## SHORT EXERCISE
Copy every line of the records below where the word "true" occurs.

--- --- ---

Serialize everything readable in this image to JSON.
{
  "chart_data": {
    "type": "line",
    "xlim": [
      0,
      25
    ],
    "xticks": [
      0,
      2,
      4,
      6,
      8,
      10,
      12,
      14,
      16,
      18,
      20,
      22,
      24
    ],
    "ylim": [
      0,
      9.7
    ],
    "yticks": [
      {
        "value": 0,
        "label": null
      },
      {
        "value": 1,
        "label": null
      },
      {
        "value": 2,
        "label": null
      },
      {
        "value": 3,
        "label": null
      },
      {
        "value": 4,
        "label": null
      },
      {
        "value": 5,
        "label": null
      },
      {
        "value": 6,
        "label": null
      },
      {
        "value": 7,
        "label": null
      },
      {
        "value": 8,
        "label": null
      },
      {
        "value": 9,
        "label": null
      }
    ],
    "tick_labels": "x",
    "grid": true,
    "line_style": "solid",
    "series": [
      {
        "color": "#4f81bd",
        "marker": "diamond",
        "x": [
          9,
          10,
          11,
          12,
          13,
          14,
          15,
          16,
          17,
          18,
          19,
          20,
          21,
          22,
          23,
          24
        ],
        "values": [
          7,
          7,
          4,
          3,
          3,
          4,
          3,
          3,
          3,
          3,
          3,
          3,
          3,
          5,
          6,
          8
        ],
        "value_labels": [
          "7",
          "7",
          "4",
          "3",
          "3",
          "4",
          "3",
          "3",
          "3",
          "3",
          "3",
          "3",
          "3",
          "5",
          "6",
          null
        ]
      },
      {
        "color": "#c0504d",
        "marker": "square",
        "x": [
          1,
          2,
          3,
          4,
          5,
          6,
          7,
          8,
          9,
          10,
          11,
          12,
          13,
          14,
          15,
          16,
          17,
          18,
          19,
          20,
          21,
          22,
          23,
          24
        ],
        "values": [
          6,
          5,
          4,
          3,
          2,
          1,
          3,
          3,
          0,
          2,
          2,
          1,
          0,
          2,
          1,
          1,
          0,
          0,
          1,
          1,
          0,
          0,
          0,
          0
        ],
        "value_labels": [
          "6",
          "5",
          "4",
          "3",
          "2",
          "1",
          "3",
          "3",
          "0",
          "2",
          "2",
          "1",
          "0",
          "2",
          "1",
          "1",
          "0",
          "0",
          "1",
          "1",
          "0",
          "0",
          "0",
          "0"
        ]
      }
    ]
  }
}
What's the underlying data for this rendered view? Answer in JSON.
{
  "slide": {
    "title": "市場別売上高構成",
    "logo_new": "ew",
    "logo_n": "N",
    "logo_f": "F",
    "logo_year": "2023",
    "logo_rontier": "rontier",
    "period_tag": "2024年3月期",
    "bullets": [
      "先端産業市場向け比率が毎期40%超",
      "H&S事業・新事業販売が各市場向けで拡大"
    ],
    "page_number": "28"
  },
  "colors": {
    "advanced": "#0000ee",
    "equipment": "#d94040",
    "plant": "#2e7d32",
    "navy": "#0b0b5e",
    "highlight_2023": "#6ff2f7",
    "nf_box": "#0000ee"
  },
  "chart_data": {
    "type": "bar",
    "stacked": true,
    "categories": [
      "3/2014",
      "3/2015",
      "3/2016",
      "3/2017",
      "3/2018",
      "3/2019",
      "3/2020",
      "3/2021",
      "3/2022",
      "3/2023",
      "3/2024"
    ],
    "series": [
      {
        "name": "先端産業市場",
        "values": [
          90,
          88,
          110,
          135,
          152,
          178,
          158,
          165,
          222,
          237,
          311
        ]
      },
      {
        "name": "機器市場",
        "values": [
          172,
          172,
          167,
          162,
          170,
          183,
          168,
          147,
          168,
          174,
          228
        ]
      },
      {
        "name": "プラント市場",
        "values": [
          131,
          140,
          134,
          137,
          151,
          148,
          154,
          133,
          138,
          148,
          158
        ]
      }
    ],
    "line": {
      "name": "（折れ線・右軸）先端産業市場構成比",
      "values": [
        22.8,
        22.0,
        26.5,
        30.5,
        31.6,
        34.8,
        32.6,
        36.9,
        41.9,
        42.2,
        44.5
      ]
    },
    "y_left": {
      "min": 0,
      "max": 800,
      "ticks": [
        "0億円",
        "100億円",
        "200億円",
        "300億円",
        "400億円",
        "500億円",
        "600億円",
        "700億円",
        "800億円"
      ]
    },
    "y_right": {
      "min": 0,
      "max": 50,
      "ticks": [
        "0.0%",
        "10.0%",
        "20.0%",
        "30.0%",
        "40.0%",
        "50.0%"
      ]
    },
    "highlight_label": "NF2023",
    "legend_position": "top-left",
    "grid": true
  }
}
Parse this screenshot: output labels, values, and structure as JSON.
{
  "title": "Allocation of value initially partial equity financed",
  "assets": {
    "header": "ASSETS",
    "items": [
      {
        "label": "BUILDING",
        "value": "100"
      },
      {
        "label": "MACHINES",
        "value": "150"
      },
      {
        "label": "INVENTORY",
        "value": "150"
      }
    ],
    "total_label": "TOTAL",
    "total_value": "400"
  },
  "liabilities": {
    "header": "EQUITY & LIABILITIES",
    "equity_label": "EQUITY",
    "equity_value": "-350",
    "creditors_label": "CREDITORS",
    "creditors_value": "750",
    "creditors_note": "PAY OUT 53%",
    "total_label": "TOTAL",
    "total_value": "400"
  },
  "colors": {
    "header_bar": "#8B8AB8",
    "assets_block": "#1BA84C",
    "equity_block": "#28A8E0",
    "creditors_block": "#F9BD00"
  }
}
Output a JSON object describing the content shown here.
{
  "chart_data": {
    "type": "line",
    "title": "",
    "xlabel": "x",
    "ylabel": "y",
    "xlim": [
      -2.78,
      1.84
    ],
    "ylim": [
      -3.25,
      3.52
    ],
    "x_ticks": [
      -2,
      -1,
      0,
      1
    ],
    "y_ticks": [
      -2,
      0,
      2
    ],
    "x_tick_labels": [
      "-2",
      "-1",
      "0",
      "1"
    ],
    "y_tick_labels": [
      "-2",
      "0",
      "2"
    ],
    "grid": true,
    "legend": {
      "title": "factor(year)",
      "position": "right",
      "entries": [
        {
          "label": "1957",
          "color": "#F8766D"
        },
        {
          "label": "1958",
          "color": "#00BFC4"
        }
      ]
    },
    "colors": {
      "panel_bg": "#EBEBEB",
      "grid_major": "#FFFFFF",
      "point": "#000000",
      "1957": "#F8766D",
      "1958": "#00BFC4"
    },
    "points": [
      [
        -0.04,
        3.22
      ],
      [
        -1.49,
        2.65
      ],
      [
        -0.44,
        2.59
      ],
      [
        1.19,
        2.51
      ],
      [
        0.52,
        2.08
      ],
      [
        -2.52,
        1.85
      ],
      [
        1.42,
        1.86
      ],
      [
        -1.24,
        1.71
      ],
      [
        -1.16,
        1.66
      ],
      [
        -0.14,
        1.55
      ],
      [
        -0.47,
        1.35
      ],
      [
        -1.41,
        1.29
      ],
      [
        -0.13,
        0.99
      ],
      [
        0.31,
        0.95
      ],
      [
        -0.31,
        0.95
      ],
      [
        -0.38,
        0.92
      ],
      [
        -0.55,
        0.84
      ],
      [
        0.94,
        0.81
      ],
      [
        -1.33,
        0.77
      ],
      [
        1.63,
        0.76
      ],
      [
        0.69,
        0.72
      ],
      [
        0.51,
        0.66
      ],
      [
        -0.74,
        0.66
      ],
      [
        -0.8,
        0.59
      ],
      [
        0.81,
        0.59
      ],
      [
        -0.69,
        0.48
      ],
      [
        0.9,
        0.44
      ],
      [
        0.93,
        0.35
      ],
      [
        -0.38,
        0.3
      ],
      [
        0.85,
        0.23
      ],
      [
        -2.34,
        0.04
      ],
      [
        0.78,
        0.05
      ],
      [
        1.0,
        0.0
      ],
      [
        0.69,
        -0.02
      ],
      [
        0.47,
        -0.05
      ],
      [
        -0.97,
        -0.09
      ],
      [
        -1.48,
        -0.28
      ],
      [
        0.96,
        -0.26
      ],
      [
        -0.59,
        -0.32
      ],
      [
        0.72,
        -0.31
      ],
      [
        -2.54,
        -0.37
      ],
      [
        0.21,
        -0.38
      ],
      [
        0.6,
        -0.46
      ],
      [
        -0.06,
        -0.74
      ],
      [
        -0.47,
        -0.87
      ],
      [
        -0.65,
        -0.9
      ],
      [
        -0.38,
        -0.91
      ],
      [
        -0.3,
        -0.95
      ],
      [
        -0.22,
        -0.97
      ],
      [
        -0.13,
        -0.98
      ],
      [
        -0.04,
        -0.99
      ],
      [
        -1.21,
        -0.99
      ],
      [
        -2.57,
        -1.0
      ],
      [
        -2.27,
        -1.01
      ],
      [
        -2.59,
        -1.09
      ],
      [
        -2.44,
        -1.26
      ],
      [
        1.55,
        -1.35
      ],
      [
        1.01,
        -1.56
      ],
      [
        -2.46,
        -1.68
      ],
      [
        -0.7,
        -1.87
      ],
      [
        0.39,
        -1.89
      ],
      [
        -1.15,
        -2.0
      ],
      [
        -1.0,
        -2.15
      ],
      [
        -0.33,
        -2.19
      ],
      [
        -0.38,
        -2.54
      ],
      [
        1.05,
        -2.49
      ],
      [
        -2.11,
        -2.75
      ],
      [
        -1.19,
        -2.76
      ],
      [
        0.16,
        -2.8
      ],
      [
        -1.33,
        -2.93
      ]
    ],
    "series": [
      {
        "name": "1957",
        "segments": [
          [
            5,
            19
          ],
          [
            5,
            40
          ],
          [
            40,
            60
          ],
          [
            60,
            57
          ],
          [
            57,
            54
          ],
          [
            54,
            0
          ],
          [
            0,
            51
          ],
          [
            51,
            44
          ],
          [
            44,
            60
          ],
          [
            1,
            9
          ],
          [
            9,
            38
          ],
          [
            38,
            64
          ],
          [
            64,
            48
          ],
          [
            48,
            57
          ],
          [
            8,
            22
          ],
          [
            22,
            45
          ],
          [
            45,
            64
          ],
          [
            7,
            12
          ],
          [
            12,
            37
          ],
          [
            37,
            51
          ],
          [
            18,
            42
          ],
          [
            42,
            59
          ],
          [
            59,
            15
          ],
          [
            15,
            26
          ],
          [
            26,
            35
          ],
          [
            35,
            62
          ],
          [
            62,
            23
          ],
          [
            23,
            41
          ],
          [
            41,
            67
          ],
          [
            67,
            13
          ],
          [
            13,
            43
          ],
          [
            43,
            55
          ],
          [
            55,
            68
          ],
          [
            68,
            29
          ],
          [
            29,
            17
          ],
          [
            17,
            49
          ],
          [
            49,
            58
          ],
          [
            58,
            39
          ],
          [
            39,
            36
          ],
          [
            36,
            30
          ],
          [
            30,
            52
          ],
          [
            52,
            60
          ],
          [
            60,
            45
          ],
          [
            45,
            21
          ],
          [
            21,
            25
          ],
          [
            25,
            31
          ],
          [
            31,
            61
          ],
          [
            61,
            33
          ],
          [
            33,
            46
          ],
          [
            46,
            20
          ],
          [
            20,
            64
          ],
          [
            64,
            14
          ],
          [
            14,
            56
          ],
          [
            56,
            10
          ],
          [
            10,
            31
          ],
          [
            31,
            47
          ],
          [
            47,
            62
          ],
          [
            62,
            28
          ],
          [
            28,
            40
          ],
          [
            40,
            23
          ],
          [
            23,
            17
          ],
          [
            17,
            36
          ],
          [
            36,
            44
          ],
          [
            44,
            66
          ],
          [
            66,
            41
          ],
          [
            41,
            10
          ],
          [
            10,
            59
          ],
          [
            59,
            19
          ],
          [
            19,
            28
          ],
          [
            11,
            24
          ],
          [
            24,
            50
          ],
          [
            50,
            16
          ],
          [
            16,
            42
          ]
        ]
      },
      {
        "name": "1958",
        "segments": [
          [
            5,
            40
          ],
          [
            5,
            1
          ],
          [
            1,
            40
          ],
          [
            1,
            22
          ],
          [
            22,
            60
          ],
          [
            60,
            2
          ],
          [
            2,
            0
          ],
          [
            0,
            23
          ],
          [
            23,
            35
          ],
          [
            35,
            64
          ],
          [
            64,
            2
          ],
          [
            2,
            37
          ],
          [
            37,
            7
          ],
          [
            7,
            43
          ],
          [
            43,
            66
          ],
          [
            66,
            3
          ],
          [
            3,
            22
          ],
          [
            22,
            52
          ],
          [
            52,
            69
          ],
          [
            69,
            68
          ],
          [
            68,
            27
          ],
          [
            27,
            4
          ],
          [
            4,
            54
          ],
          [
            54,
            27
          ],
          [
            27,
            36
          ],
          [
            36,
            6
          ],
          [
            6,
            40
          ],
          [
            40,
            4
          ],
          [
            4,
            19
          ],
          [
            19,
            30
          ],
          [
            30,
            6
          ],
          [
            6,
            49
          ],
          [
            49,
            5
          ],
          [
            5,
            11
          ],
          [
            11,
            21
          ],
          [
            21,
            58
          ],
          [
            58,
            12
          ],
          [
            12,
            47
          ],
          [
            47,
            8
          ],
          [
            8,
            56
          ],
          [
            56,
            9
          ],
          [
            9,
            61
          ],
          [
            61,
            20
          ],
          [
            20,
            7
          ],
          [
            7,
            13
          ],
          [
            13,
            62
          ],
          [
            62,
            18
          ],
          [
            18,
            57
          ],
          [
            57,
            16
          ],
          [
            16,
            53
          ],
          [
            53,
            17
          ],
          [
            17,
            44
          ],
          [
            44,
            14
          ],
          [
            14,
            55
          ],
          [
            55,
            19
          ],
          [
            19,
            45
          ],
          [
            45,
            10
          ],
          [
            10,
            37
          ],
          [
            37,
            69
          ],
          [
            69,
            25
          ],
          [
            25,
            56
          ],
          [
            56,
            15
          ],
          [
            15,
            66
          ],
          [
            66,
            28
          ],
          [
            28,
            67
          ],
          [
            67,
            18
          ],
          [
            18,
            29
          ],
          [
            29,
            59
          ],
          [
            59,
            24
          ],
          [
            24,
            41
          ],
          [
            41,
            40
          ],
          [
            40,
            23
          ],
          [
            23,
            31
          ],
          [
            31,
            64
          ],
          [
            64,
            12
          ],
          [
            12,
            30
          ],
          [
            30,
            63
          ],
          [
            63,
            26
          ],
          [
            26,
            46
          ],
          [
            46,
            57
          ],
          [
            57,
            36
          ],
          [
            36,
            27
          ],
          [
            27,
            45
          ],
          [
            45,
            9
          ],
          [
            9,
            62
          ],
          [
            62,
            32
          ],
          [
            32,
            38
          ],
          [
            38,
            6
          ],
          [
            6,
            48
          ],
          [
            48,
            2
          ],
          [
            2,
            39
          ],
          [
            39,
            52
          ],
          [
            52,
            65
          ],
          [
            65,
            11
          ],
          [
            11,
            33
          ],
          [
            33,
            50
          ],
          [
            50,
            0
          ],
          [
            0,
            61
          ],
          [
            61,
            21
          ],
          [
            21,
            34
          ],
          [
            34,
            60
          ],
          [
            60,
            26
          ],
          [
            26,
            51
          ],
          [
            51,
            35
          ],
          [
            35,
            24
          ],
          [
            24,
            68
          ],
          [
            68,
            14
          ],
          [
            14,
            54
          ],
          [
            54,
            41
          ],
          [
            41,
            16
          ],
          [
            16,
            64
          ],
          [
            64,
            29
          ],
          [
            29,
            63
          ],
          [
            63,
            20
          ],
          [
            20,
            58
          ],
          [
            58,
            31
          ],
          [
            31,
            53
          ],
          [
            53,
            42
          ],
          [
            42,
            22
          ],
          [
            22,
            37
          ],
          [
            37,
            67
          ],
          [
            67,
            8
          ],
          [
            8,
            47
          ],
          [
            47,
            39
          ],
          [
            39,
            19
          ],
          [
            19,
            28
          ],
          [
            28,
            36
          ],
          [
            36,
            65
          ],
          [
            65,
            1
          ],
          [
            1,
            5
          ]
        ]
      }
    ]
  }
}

--- --- ---

## CORRECT RESPONSE
    "grid": true,
    "stacked": true,
    "grid": true
    "grid": true,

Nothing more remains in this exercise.